>>>>

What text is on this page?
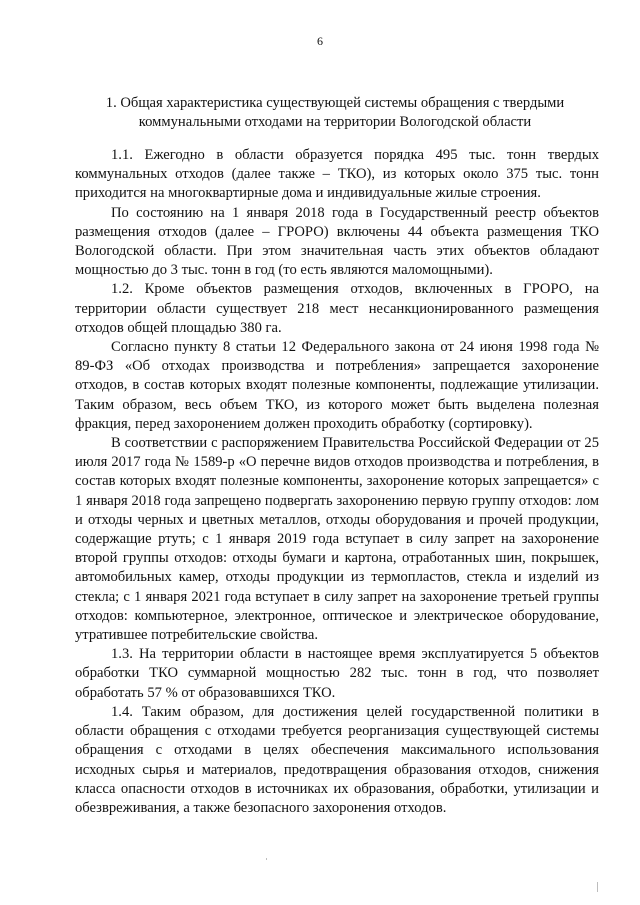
6
1. Общая характеристика существующей системы обращения с твердыми коммунальными отходами на территории Вологодской области

1.1. Ежегодно в области образуется порядка 495 тыс. тонн твердых коммунальных отходов (далее также – ТКО), из которых около 375 тыс. тонн приходится на многоквартирные дома и индивидуальные жилые строения.

По состоянию на 1 января 2018 года в Государственный реестр объектов размещения отходов (далее – ГРОРО) включены 44 объекта размещения ТКО Вологодской области. При этом значительная часть этих объектов обладают мощностью до 3 тыс. тонн в год (то есть являются маломощными).

1.2. Кроме объектов размещения отходов, включенных в ГРОРО, на территории области существует 218 мест несанкционированного размещения отходов общей площадью 380 га.

Согласно пункту 8 статьи 12 Федерального закона от 24 июня 1998 года № 89-ФЗ «Об отходах производства и потребления» запрещается захоронение отходов, в состав которых входят полезные компоненты, подлежащие утилизации. Таким образом, весь объем ТКО, из которого может быть выделена полезная фракция, перед захоронением должен проходить обработку (сортировку).

В соответствии с распоряжением Правительства Российской Федерации от 25 июля 2017 года № 1589-р «О перечне видов отходов производства и потребления, в состав которых входят полезные компоненты, захоронение которых запрещается» с 1 января 2018 года запрещено подвергать захоронению первую группу отходов: лом и отходы черных и цветных металлов, отходы оборудования и прочей продукции, содержащие ртуть; с 1 января 2019 года вступает в силу запрет на захоронение второй группы отходов: отходы бумаги и картона, отработанных шин, покрышек, автомобильных камер, отходы продукции из термопластов, стекла и изделий из стекла; с 1 января 2021 года вступает в силу запрет на захоронение третьей группы отходов: компьютерное, электронное, оптическое и электрическое оборудование, утратившее потребительские свойства.

1.3. На территории области в настоящее время эксплуатируется 5 объектов обработки ТКО суммарной мощностью 282 тыс. тонн в год, что позволяет обработать 57 % от образовавшихся ТКО.

1.4. Таким образом, для достижения целей государственной политики в области обращения с отходами требуется реорганизация существующей системы обращения с отходами в целях обеспечения максимального использования исходных сырья и материалов, предотвращения образования отходов, снижения класса опасности отходов в источниках их образования, обработки, утилизации и обезвреживания, а также безопасного захоронения отходов.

<<<<

■ **Goal**
Take every line containing the word "ГРОРО" and copy it.

■ **Answer**
По состоянию на 1 января 2018 года в Государственный реестр объектов размещения отходов (далее – ГРОРО) включены 44 объекта размещения ТКО Вологодской области. При этом значительная часть этих объектов обладают мощностью до 3 тыс. тонн в год (то есть являются маломощными).
1.2. Кроме объектов размещения отходов, включенных в ГРОРО, на территории области существует 218 мест несанкционированного размещения отходов общей площадью 380 га.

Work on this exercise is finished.